-- BEGIN --

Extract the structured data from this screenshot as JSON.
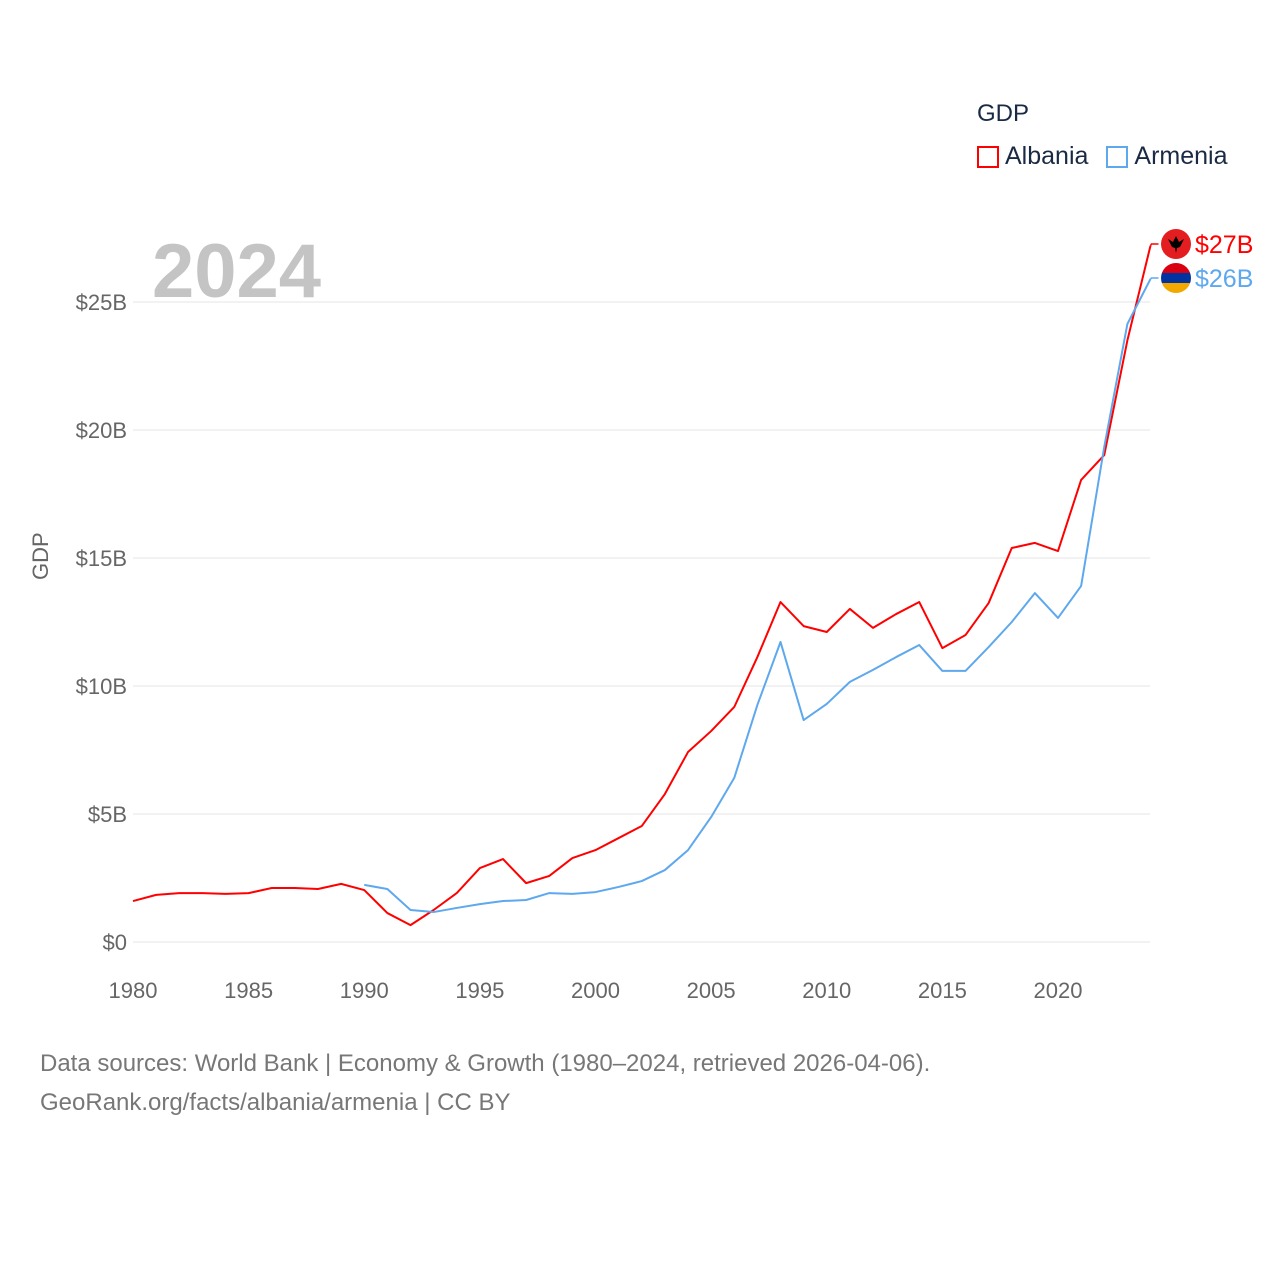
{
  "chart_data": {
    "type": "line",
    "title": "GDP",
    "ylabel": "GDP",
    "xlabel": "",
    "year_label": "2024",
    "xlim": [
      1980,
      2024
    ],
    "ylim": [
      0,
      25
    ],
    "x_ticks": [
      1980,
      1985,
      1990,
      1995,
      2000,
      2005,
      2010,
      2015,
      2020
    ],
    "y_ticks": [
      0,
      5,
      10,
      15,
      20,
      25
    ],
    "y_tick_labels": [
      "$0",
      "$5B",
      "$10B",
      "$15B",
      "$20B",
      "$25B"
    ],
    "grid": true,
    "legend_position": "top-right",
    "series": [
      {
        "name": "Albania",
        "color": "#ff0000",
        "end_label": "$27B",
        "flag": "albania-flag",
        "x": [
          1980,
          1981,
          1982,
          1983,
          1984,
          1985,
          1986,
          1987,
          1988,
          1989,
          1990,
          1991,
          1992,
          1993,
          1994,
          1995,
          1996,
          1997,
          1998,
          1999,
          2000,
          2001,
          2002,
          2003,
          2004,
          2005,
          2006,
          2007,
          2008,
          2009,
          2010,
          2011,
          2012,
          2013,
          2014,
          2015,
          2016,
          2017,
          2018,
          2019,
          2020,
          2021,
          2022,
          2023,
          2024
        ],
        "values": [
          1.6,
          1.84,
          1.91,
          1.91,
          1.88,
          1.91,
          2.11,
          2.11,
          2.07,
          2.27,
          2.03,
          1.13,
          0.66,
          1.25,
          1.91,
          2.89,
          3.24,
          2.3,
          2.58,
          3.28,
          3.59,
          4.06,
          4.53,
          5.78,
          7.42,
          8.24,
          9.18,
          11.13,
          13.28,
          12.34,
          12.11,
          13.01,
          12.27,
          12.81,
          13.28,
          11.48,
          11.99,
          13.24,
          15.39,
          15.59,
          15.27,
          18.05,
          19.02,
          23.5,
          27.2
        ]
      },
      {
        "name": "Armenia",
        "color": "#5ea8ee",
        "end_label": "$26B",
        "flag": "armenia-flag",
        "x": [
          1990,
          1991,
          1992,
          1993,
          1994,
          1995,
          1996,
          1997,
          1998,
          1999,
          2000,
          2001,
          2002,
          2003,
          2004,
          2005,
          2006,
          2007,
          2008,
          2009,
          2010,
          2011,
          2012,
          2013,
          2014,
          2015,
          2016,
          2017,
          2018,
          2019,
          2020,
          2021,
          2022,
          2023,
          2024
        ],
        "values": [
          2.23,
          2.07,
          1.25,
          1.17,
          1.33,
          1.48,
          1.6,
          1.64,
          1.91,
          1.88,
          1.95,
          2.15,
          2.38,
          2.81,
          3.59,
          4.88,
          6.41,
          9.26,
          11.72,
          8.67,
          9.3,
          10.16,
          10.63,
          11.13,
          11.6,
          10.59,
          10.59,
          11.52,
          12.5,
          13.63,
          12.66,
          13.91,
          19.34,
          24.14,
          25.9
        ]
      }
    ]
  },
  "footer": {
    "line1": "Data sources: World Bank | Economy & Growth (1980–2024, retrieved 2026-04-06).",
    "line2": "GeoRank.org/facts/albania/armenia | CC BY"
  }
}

-- END --

## Problem details
Copy out all the data without changing anything, and drop the pictures.

## Result of this exercise
Extract the structured data from this screenshot as JSON.
{
  "chart_data": {
    "type": "line",
    "title": "GDP",
    "ylabel": "GDP",
    "xlabel": "",
    "year_label": "2024",
    "xlim": [
      1980,
      2024
    ],
    "ylim": [
      0,
      25
    ],
    "x_ticks": [
      1980,
      1985,
      1990,
      1995,
      2000,
      2005,
      2010,
      2015,
      2020
    ],
    "y_ticks": [
      0,
      5,
      10,
      15,
      20,
      25
    ],
    "y_tick_labels": [
      "$0",
      "$5B",
      "$10B",
      "$15B",
      "$20B",
      "$25B"
    ],
    "grid": true,
    "legend_position": "top-right",
    "series": [
      {
        "name": "Albania",
        "color": "#ff0000",
        "end_label": "$27B",
        "flag": "albania-flag",
        "x": [
          1980,
          1981,
          1982,
          1983,
          1984,
          1985,
          1986,
          1987,
          1988,
          1989,
          1990,
          1991,
          1992,
          1993,
          1994,
          1995,
          1996,
          1997,
          1998,
          1999,
          2000,
          2001,
          2002,
          2003,
          2004,
          2005,
          2006,
          2007,
          2008,
          2009,
          2010,
          2011,
          2012,
          2013,
          2014,
          2015,
          2016,
          2017,
          2018,
          2019,
          2020,
          2021,
          2022,
          2023,
          2024
        ],
        "values": [
          1.6,
          1.84,
          1.91,
          1.91,
          1.88,
          1.91,
          2.11,
          2.11,
          2.07,
          2.27,
          2.03,
          1.13,
          0.66,
          1.25,
          1.91,
          2.89,
          3.24,
          2.3,
          2.58,
          3.28,
          3.59,
          4.06,
          4.53,
          5.78,
          7.42,
          8.24,
          9.18,
          11.13,
          13.28,
          12.34,
          12.11,
          13.01,
          12.27,
          12.81,
          13.28,
          11.48,
          11.99,
          13.24,
          15.39,
          15.59,
          15.27,
          18.05,
          19.02,
          23.5,
          27.2
        ]
      },
      {
        "name": "Armenia",
        "color": "#5ea8ee",
        "end_label": "$26B",
        "flag": "armenia-flag",
        "x": [
          1990,
          1991,
          1992,
          1993,
          1994,
          1995,
          1996,
          1997,
          1998,
          1999,
          2000,
          2001,
          2002,
          2003,
          2004,
          2005,
          2006,
          2007,
          2008,
          2009,
          2010,
          2011,
          2012,
          2013,
          2014,
          2015,
          2016,
          2017,
          2018,
          2019,
          2020,
          2021,
          2022,
          2023,
          2024
        ],
        "values": [
          2.23,
          2.07,
          1.25,
          1.17,
          1.33,
          1.48,
          1.6,
          1.64,
          1.91,
          1.88,
          1.95,
          2.15,
          2.38,
          2.81,
          3.59,
          4.88,
          6.41,
          9.26,
          11.72,
          8.67,
          9.3,
          10.16,
          10.63,
          11.13,
          11.6,
          10.59,
          10.59,
          11.52,
          12.5,
          13.63,
          12.66,
          13.91,
          19.34,
          24.14,
          25.9
        ]
      }
    ]
  },
  "footer": {
    "line1": "Data sources: World Bank | Economy & Growth (1980–2024, retrieved 2026-04-06).",
    "line2": "GeoRank.org/facts/albania/armenia | CC BY"
  }
}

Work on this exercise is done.